- _WORK TO COMPLETE_
Extract every line below, verbatim.

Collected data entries
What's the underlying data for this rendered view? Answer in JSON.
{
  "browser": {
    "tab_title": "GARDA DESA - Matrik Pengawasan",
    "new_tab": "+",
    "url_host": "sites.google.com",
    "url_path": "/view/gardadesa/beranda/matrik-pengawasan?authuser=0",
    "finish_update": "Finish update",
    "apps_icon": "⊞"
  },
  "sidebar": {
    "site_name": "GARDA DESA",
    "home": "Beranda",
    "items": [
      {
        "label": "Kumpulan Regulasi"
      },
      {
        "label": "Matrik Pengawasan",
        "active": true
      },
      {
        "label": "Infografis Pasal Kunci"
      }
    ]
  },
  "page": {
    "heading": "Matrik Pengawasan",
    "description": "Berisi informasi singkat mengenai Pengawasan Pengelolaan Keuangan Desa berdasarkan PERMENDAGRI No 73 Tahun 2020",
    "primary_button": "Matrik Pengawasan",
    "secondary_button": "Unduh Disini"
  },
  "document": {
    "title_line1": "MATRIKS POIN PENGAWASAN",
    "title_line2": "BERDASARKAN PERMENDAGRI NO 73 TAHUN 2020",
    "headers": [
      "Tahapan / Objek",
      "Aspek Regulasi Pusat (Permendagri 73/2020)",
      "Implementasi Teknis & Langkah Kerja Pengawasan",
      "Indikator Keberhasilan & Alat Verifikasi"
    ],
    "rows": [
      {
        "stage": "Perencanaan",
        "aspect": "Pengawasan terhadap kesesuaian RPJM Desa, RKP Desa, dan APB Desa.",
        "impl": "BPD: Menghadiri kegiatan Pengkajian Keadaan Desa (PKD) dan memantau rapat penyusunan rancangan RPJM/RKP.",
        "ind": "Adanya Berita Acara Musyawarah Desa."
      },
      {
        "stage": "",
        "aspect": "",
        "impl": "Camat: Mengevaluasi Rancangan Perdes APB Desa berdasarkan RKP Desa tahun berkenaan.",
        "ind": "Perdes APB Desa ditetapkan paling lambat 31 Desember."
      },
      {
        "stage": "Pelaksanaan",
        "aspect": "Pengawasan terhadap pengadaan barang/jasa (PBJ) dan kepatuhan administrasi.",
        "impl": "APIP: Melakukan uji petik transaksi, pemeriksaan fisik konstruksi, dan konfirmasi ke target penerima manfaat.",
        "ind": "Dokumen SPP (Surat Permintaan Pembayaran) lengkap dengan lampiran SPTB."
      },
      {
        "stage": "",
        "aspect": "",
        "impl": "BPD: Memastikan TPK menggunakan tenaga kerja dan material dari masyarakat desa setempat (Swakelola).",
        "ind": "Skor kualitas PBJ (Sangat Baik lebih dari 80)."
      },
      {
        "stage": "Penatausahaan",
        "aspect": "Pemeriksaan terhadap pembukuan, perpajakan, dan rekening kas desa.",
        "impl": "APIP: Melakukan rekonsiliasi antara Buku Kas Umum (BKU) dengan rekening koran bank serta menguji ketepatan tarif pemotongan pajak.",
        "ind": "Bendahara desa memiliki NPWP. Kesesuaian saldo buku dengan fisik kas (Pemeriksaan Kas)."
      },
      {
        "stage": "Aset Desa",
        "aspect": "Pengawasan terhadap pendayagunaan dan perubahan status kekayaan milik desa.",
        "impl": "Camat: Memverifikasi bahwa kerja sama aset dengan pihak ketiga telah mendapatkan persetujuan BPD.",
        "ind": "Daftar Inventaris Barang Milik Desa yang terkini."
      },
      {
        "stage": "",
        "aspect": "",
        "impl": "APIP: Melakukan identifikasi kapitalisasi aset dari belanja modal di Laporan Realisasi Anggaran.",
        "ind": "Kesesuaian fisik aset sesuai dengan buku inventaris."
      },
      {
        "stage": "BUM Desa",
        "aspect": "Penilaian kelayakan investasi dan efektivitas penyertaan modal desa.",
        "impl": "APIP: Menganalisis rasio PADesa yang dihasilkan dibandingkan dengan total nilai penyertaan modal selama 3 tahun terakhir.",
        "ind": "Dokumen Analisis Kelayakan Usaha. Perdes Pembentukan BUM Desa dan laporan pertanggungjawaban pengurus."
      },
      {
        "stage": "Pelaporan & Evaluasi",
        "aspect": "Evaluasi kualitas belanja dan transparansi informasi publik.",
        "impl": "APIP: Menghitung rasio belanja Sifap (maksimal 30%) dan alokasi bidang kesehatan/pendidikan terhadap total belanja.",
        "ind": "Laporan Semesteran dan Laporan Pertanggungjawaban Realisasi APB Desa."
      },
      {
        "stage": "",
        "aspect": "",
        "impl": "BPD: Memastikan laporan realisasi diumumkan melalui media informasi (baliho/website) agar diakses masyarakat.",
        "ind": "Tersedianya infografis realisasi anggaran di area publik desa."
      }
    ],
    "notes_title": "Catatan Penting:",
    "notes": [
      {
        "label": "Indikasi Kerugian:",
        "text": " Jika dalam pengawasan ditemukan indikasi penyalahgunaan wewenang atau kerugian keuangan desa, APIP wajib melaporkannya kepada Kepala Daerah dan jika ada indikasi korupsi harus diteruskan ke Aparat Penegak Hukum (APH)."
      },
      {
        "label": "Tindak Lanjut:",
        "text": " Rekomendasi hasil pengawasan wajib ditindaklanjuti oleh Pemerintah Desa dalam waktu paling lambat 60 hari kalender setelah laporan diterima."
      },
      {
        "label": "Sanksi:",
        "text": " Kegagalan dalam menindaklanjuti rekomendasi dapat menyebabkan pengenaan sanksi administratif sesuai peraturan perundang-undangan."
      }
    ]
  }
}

- _SOLUTION BELOW_
What's the underlying data for this rendered view? Answer in JSON.
{
  "browser": {
    "tab_title": "GARDA DESA - Matrik Pengawasan",
    "new_tab": "+",
    "url_host": "sites.google.com",
    "url_path": "/view/gardadesa/beranda/matrik-pengawasan?authuser=0",
    "finish_update": "Finish update",
    "apps_icon": "⊞"
  },
  "sidebar": {
    "site_name": "GARDA DESA",
    "home": "Beranda",
    "items": [
      {
        "label": "Kumpulan Regulasi"
      },
      {
        "label": "Matrik Pengawasan",
        "active": true
      },
      {
        "label": "Infografis Pasal Kunci"
      }
    ]
  },
  "page": {
    "heading": "Matrik Pengawasan",
    "description": "Berisi informasi singkat mengenai Pengawasan Pengelolaan Keuangan Desa berdasarkan PERMENDAGRI No 73 Tahun 2020",
    "primary_button": "Matrik Pengawasan",
    "secondary_button": "Unduh Disini"
  },
  "document": {
    "title_line1": "MATRIKS POIN PENGAWASAN",
    "title_line2": "BERDASARKAN PERMENDAGRI NO 73 TAHUN 2020",
    "headers": [
      "Tahapan / Objek",
      "Aspek Regulasi Pusat (Permendagri 73/2020)",
      "Implementasi Teknis & Langkah Kerja Pengawasan",
      "Indikator Keberhasilan & Alat Verifikasi"
    ],
    "rows": [
      {
        "stage": "Perencanaan",
        "aspect": "Pengawasan terhadap kesesuaian RPJM Desa, RKP Desa, dan APB Desa.",
        "impl": "BPD: Menghadiri kegiatan Pengkajian Keadaan Desa (PKD) dan memantau rapat penyusunan rancangan RPJM/RKP.",
        "ind": "Adanya Berita Acara Musyawarah Desa."
      },
      {
        "stage": "",
        "aspect": "",
        "impl": "Camat: Mengevaluasi Rancangan Perdes APB Desa berdasarkan RKP Desa tahun berkenaan.",
        "ind": "Perdes APB Desa ditetapkan paling lambat 31 Desember."
      },
      {
        "stage": "Pelaksanaan",
        "aspect": "Pengawasan terhadap pengadaan barang/jasa (PBJ) dan kepatuhan administrasi.",
        "impl": "APIP: Melakukan uji petik transaksi, pemeriksaan fisik konstruksi, dan konfirmasi ke target penerima manfaat.",
        "ind": "Dokumen SPP (Surat Permintaan Pembayaran) lengkap dengan lampiran SPTB."
      },
      {
        "stage": "",
        "aspect": "",
        "impl": "BPD: Memastikan TPK menggunakan tenaga kerja dan material dari masyarakat desa setempat (Swakelola).",
        "ind": "Skor kualitas PBJ (Sangat Baik lebih dari 80)."
      },
      {
        "stage": "Penatausahaan",
        "aspect": "Pemeriksaan terhadap pembukuan, perpajakan, dan rekening kas desa.",
        "impl": "APIP: Melakukan rekonsiliasi antara Buku Kas Umum (BKU) dengan rekening koran bank serta menguji ketepatan tarif pemotongan pajak.",
        "ind": "Bendahara desa memiliki NPWP. Kesesuaian saldo buku dengan fisik kas (Pemeriksaan Kas)."
      },
      {
        "stage": "Aset Desa",
        "aspect": "Pengawasan terhadap pendayagunaan dan perubahan status kekayaan milik desa.",
        "impl": "Camat: Memverifikasi bahwa kerja sama aset dengan pihak ketiga telah mendapatkan persetujuan BPD.",
        "ind": "Daftar Inventaris Barang Milik Desa yang terkini."
      },
      {
        "stage": "",
        "aspect": "",
        "impl": "APIP: Melakukan identifikasi kapitalisasi aset dari belanja modal di Laporan Realisasi Anggaran.",
        "ind": "Kesesuaian fisik aset sesuai dengan buku inventaris."
      },
      {
        "stage": "BUM Desa",
        "aspect": "Penilaian kelayakan investasi dan efektivitas penyertaan modal desa.",
        "impl": "APIP: Menganalisis rasio PADesa yang dihasilkan dibandingkan dengan total nilai penyertaan modal selama 3 tahun terakhir.",
        "ind": "Dokumen Analisis Kelayakan Usaha. Perdes Pembentukan BUM Desa dan laporan pertanggungjawaban pengurus."
      },
      {
        "stage": "Pelaporan & Evaluasi",
        "aspect": "Evaluasi kualitas belanja dan transparansi informasi publik.",
        "impl": "APIP: Menghitung rasio belanja Sifap (maksimal 30%) dan alokasi bidang kesehatan/pendidikan terhadap total belanja.",
        "ind": "Laporan Semesteran dan Laporan Pertanggungjawaban Realisasi APB Desa."
      },
      {
        "stage": "",
        "aspect": "",
        "impl": "BPD: Memastikan laporan realisasi diumumkan melalui media informasi (baliho/website) agar diakses masyarakat.",
        "ind": "Tersedianya infografis realisasi anggaran di area publik desa."
      }
    ],
    "notes_title": "Catatan Penting:",
    "notes": [
      {
        "label": "Indikasi Kerugian:",
        "text": " Jika dalam pengawasan ditemukan indikasi penyalahgunaan wewenang atau kerugian keuangan desa, APIP wajib melaporkannya kepada Kepala Daerah dan jika ada indikasi korupsi harus diteruskan ke Aparat Penegak Hukum (APH)."
      },
      {
        "label": "Tindak Lanjut:",
        "text": " Rekomendasi hasil pengawasan wajib ditindaklanjuti oleh Pemerintah Desa dalam waktu paling lambat 60 hari kalender setelah laporan diterima."
      },
      {
        "label": "Sanksi:",
        "text": " Kegagalan dalam menindaklanjuti rekomendasi dapat menyebabkan pengenaan sanksi administratif sesuai peraturan perundang-undangan."
      }
    ]
  }
}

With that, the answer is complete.